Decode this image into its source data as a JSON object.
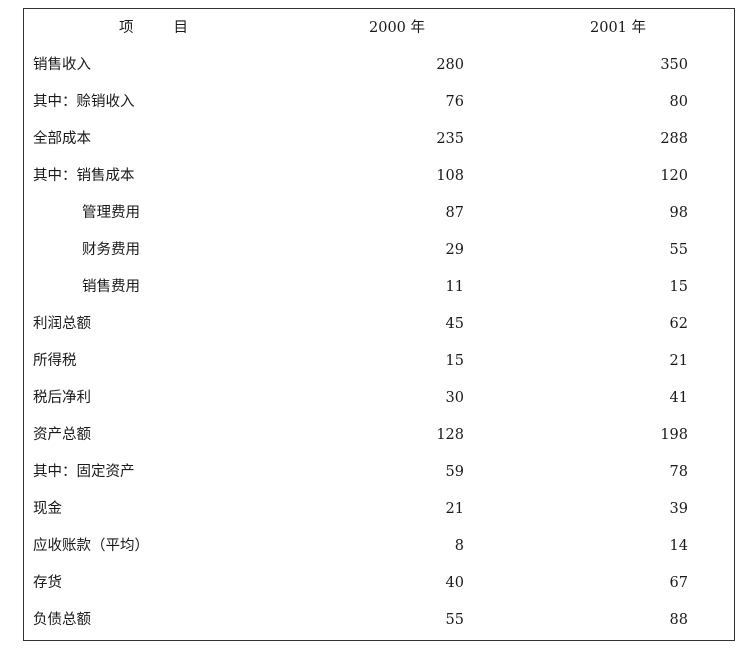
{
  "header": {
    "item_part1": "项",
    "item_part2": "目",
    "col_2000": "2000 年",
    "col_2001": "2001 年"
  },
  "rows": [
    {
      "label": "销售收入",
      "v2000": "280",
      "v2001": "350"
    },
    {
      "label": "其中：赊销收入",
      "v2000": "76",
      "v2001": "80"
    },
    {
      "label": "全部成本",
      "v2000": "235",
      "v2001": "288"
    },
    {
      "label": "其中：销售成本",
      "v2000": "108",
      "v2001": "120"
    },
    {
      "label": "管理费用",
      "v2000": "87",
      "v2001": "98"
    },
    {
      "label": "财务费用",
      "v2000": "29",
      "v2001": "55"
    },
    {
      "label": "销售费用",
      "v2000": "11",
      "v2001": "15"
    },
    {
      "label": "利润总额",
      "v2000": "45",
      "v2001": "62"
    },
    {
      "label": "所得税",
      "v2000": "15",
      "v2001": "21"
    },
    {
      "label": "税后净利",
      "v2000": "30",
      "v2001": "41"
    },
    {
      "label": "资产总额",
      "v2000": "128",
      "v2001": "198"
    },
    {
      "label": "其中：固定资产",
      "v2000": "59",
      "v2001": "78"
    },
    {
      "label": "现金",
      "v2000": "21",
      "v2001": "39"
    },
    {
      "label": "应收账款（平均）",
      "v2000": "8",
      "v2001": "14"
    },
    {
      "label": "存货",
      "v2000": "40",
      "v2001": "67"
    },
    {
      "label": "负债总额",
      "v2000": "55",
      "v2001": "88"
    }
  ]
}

____

#### [Exercise instructions]
Transcribe the whole listing exactly. Pictures stay out of your copy.

#### [Solution to this problem]
Decode this image into its source data as a JSON object.
{
  "header": {
    "item_part1": "项",
    "item_part2": "目",
    "col_2000": "2000 年",
    "col_2001": "2001 年"
  },
  "rows": [
    {
      "label": "销售收入",
      "v2000": "280",
      "v2001": "350"
    },
    {
      "label": "其中：赊销收入",
      "v2000": "76",
      "v2001": "80"
    },
    {
      "label": "全部成本",
      "v2000": "235",
      "v2001": "288"
    },
    {
      "label": "其中：销售成本",
      "v2000": "108",
      "v2001": "120"
    },
    {
      "label": "管理费用",
      "v2000": "87",
      "v2001": "98"
    },
    {
      "label": "财务费用",
      "v2000": "29",
      "v2001": "55"
    },
    {
      "label": "销售费用",
      "v2000": "11",
      "v2001": "15"
    },
    {
      "label": "利润总额",
      "v2000": "45",
      "v2001": "62"
    },
    {
      "label": "所得税",
      "v2000": "15",
      "v2001": "21"
    },
    {
      "label": "税后净利",
      "v2000": "30",
      "v2001": "41"
    },
    {
      "label": "资产总额",
      "v2000": "128",
      "v2001": "198"
    },
    {
      "label": "其中：固定资产",
      "v2000": "59",
      "v2001": "78"
    },
    {
      "label": "现金",
      "v2000": "21",
      "v2001": "39"
    },
    {
      "label": "应收账款（平均）",
      "v2000": "8",
      "v2001": "14"
    },
    {
      "label": "存货",
      "v2000": "40",
      "v2001": "67"
    },
    {
      "label": "负债总额",
      "v2000": "55",
      "v2001": "88"
    }
  ]
}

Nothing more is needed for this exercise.